_PROBLEM STATEMENT:_ Write out each line of the material again, word for word.
━━━━━ DATA LINES ━━━━━
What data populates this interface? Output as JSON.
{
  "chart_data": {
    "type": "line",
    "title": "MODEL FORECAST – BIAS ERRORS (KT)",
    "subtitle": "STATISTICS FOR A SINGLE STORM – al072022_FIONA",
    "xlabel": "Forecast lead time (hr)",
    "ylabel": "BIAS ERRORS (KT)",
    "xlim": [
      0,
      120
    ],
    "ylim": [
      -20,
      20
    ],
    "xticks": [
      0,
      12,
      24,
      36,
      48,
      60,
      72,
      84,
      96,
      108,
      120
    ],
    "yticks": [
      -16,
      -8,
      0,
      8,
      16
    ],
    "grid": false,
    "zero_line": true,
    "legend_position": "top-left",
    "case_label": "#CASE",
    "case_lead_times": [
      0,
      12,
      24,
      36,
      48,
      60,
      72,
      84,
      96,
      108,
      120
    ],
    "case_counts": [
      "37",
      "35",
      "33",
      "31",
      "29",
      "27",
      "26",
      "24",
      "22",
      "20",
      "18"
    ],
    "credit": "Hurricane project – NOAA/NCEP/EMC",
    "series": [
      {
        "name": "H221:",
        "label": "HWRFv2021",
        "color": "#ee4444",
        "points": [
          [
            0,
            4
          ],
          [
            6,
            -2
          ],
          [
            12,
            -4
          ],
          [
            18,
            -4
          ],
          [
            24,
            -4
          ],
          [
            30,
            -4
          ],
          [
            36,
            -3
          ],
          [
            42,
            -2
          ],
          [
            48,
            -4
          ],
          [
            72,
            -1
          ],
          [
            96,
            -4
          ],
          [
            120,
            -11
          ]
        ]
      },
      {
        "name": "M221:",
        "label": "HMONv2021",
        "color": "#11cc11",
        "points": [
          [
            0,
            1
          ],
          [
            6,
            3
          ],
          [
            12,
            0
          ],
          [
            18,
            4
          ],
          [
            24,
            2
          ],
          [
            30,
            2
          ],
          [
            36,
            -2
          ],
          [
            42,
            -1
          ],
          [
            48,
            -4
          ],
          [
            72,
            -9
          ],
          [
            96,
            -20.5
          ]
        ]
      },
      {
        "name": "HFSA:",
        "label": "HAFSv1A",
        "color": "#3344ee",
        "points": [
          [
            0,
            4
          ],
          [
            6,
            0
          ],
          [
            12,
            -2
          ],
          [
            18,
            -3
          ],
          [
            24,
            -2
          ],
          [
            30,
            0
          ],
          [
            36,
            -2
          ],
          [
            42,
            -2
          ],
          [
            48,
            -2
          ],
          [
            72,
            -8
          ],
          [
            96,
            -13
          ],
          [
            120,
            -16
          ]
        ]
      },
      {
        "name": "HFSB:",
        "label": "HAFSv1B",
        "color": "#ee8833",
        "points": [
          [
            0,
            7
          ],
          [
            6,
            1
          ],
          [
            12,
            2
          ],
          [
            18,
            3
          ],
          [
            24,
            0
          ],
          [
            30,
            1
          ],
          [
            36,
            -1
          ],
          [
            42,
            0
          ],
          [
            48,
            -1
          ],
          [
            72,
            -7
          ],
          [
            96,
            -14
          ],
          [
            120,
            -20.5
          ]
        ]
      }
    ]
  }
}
━━━━━
_FINAL RESULT:_
What data populates this interface? Output as JSON.
{
  "chart_data": {
    "type": "line",
    "title": "MODEL FORECAST – BIAS ERRORS (KT)",
    "subtitle": "STATISTICS FOR A SINGLE STORM – al072022_FIONA",
    "xlabel": "Forecast lead time (hr)",
    "ylabel": "BIAS ERRORS (KT)",
    "xlim": [
      0,
      120
    ],
    "ylim": [
      -20,
      20
    ],
    "xticks": [
      0,
      12,
      24,
      36,
      48,
      60,
      72,
      84,
      96,
      108,
      120
    ],
    "yticks": [
      -16,
      -8,
      0,
      8,
      16
    ],
    "grid": false,
    "zero_line": true,
    "legend_position": "top-left",
    "case_label": "#CASE",
    "case_lead_times": [
      0,
      12,
      24,
      36,
      48,
      60,
      72,
      84,
      96,
      108,
      120
    ],
    "case_counts": [
      "37",
      "35",
      "33",
      "31",
      "29",
      "27",
      "26",
      "24",
      "22",
      "20",
      "18"
    ],
    "credit": "Hurricane project – NOAA/NCEP/EMC",
    "series": [
      {
        "name": "H221:",
        "label": "HWRFv2021",
        "color": "#ee4444",
        "points": [
          [
            0,
            4
          ],
          [
            6,
            -2
          ],
          [
            12,
            -4
          ],
          [
            18,
            -4
          ],
          [
            24,
            -4
          ],
          [
            30,
            -4
          ],
          [
            36,
            -3
          ],
          [
            42,
            -2
          ],
          [
            48,
            -4
          ],
          [
            72,
            -1
          ],
          [
            96,
            -4
          ],
          [
            120,
            -11
          ]
        ]
      },
      {
        "name": "M221:",
        "label": "HMONv2021",
        "color": "#11cc11",
        "points": [
          [
            0,
            1
          ],
          [
            6,
            3
          ],
          [
            12,
            0
          ],
          [
            18,
            4
          ],
          [
            24,
            2
          ],
          [
            30,
            2
          ],
          [
            36,
            -2
          ],
          [
            42,
            -1
          ],
          [
            48,
            -4
          ],
          [
            72,
            -9
          ],
          [
            96,
            -20.5
          ]
        ]
      },
      {
        "name": "HFSA:",
        "label": "HAFSv1A",
        "color": "#3344ee",
        "points": [
          [
            0,
            4
          ],
          [
            6,
            0
          ],
          [
            12,
            -2
          ],
          [
            18,
            -3
          ],
          [
            24,
            -2
          ],
          [
            30,
            0
          ],
          [
            36,
            -2
          ],
          [
            42,
            -2
          ],
          [
            48,
            -2
          ],
          [
            72,
            -8
          ],
          [
            96,
            -13
          ],
          [
            120,
            -16
          ]
        ]
      },
      {
        "name": "HFSB:",
        "label": "HAFSv1B",
        "color": "#ee8833",
        "points": [
          [
            0,
            7
          ],
          [
            6,
            1
          ],
          [
            12,
            2
          ],
          [
            18,
            3
          ],
          [
            24,
            0
          ],
          [
            30,
            1
          ],
          [
            36,
            -1
          ],
          [
            42,
            0
          ],
          [
            48,
            -1
          ],
          [
            72,
            -7
          ],
          [
            96,
            -14
          ],
          [
            120,
            -20.5
          ]
        ]
      }
    ]
  }
}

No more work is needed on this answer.